**SET TASK:**
Count how many lines hold the string "labels". Answer with that number and nothing more.

======== SOURCE MATERIAL

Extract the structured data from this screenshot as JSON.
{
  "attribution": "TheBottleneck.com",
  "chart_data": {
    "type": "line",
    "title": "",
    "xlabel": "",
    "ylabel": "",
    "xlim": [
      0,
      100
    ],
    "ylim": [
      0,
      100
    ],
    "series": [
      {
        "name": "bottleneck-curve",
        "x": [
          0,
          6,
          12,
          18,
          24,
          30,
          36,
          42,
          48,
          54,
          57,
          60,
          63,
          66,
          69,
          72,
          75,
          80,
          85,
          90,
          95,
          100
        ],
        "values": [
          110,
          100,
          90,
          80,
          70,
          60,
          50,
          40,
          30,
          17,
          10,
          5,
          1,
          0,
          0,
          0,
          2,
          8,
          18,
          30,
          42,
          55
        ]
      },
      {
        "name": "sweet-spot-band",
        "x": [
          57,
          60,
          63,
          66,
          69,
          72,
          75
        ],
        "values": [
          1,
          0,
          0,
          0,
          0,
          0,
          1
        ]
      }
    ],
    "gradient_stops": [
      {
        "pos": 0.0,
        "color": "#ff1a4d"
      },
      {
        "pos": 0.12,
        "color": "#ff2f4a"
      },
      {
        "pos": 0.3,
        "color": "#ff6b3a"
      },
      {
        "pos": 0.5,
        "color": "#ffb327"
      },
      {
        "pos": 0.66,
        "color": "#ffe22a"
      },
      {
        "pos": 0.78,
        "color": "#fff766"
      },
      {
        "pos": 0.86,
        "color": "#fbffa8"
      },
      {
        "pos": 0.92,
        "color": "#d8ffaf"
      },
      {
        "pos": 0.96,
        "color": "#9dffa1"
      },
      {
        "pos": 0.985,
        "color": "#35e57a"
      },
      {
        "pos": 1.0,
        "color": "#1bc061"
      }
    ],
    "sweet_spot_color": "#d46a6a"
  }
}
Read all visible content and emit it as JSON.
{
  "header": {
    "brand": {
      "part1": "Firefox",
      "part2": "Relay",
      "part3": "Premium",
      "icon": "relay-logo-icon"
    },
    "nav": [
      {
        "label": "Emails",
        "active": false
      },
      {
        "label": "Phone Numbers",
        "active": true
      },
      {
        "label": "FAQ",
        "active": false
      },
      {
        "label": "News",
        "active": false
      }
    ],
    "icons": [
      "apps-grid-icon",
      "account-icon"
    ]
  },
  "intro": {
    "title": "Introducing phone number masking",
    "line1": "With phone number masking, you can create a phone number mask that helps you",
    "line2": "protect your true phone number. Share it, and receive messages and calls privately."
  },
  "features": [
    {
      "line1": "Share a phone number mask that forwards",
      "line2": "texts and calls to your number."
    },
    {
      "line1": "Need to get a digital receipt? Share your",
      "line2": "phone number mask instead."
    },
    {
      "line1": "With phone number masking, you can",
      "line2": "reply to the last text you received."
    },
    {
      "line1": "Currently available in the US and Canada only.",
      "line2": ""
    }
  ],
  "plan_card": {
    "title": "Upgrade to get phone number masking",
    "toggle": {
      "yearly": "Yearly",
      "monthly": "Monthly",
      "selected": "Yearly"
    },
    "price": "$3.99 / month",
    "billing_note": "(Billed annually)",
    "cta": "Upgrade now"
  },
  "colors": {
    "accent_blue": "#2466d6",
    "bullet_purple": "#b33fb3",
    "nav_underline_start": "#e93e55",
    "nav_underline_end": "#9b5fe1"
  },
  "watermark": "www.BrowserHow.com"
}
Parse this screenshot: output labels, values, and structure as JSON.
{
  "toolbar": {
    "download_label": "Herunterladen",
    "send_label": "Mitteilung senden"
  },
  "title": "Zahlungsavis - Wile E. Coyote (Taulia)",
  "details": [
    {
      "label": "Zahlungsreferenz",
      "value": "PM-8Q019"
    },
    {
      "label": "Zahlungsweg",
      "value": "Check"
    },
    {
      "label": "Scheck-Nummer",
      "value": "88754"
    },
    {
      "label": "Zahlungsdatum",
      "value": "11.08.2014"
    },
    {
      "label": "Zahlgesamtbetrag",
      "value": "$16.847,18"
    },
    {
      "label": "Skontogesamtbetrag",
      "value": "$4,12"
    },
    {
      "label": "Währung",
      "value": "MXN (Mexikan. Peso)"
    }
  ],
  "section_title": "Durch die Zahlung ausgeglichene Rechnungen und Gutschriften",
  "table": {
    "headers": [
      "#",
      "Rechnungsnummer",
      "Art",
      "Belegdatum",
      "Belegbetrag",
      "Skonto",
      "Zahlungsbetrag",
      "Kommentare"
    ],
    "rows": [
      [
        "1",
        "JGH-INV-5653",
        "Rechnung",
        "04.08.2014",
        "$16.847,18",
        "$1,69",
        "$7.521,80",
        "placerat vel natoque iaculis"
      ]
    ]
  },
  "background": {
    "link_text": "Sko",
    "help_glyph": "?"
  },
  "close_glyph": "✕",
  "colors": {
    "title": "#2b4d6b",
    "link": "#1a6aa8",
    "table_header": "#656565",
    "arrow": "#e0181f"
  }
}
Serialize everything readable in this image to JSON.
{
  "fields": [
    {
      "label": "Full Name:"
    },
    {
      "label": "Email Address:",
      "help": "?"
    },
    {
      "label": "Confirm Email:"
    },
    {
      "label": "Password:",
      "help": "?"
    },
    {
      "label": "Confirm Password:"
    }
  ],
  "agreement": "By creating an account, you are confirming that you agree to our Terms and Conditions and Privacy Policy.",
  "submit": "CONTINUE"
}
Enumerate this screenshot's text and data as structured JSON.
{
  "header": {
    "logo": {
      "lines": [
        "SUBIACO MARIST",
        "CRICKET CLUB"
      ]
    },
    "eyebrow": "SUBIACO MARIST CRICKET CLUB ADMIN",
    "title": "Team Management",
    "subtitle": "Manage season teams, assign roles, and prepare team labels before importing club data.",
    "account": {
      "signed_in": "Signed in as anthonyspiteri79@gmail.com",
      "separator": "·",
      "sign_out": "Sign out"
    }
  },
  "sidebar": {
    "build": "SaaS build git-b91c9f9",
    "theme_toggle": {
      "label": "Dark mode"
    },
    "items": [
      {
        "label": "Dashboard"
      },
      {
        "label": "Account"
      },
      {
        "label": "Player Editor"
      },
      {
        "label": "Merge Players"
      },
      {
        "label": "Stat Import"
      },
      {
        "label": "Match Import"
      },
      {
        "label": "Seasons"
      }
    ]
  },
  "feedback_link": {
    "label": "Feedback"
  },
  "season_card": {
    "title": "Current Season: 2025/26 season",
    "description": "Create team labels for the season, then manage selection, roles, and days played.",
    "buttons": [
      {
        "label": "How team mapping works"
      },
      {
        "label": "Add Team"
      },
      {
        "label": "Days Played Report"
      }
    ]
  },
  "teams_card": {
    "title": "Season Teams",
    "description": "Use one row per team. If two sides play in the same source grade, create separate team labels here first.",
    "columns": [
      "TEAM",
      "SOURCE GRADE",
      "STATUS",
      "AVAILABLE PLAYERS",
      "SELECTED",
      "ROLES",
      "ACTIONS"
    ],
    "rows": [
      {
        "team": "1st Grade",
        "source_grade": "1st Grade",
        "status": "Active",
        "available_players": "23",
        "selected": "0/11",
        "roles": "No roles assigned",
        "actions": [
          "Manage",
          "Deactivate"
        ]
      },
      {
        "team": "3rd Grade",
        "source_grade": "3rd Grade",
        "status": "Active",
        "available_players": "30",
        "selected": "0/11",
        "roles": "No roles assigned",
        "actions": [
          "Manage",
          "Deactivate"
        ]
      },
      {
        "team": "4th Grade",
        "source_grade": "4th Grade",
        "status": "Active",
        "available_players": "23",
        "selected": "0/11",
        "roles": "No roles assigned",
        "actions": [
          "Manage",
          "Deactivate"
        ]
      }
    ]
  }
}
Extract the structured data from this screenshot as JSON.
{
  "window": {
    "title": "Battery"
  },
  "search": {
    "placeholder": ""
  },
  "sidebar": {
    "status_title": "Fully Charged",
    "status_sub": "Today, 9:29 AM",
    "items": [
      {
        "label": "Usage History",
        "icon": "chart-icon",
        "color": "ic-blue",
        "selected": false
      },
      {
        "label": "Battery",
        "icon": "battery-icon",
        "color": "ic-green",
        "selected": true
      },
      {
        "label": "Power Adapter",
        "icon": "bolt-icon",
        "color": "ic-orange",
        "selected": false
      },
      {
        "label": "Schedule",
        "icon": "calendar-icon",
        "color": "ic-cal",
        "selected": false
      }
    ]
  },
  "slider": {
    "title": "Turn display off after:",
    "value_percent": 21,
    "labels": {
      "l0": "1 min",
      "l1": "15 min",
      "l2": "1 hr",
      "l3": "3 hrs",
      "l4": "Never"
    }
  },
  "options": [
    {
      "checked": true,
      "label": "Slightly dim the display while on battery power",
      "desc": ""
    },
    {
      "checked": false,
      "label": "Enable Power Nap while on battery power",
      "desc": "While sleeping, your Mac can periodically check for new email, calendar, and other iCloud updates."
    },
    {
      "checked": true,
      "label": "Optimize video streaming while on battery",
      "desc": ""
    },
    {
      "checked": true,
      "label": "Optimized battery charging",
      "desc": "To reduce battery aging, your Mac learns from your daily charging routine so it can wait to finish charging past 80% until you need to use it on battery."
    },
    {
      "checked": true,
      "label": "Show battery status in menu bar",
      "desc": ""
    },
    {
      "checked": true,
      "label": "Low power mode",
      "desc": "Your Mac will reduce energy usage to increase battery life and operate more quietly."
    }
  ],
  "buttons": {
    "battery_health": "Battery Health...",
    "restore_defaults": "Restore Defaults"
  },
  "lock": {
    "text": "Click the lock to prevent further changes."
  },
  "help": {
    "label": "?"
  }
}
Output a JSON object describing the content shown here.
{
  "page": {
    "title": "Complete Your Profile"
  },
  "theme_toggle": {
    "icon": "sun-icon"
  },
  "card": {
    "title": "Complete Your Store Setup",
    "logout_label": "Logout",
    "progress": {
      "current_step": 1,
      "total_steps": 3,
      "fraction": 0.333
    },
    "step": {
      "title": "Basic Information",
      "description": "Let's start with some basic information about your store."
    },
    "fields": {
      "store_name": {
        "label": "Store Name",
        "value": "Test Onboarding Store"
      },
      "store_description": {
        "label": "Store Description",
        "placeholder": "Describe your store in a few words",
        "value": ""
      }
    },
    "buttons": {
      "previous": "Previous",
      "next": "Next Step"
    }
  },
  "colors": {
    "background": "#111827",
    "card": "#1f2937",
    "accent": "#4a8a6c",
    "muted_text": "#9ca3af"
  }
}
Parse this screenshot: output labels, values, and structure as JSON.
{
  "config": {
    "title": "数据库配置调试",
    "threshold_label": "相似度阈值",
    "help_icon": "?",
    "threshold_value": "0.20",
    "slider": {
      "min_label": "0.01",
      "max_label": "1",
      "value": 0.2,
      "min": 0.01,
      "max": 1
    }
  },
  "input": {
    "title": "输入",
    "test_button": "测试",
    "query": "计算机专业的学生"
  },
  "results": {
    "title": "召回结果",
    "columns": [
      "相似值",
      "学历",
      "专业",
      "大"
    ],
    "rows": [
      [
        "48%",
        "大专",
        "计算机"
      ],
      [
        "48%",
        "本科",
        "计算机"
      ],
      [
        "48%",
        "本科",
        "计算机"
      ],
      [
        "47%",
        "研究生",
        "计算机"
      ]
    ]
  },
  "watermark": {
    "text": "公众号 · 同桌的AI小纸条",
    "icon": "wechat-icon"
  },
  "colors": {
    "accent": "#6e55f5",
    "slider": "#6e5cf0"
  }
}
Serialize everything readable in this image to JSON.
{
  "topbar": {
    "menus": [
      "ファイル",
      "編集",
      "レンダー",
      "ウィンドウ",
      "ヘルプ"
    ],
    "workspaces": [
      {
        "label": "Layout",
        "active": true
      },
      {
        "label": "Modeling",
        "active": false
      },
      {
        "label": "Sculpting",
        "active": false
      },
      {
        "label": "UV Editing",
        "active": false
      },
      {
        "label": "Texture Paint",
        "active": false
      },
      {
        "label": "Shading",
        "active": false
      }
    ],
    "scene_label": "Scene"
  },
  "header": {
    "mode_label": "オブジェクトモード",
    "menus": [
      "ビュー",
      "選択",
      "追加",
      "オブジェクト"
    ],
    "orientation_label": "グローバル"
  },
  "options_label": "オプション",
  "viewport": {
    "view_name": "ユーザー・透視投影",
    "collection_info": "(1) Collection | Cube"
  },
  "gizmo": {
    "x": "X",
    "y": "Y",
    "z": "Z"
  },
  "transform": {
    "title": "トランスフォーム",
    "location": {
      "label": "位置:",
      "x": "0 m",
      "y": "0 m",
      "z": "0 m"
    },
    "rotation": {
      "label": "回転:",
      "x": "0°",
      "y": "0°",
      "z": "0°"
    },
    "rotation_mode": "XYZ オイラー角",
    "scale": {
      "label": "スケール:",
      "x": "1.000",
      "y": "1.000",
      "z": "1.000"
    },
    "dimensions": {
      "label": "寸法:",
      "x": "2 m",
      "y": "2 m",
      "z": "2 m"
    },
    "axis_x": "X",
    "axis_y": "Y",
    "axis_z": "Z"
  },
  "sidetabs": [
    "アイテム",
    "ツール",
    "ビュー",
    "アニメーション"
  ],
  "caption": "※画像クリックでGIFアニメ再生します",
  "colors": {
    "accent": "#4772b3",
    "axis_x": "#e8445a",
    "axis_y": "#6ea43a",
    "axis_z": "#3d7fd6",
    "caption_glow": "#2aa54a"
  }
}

================

**OUTPUT FOR THIS EXERCISE:**
6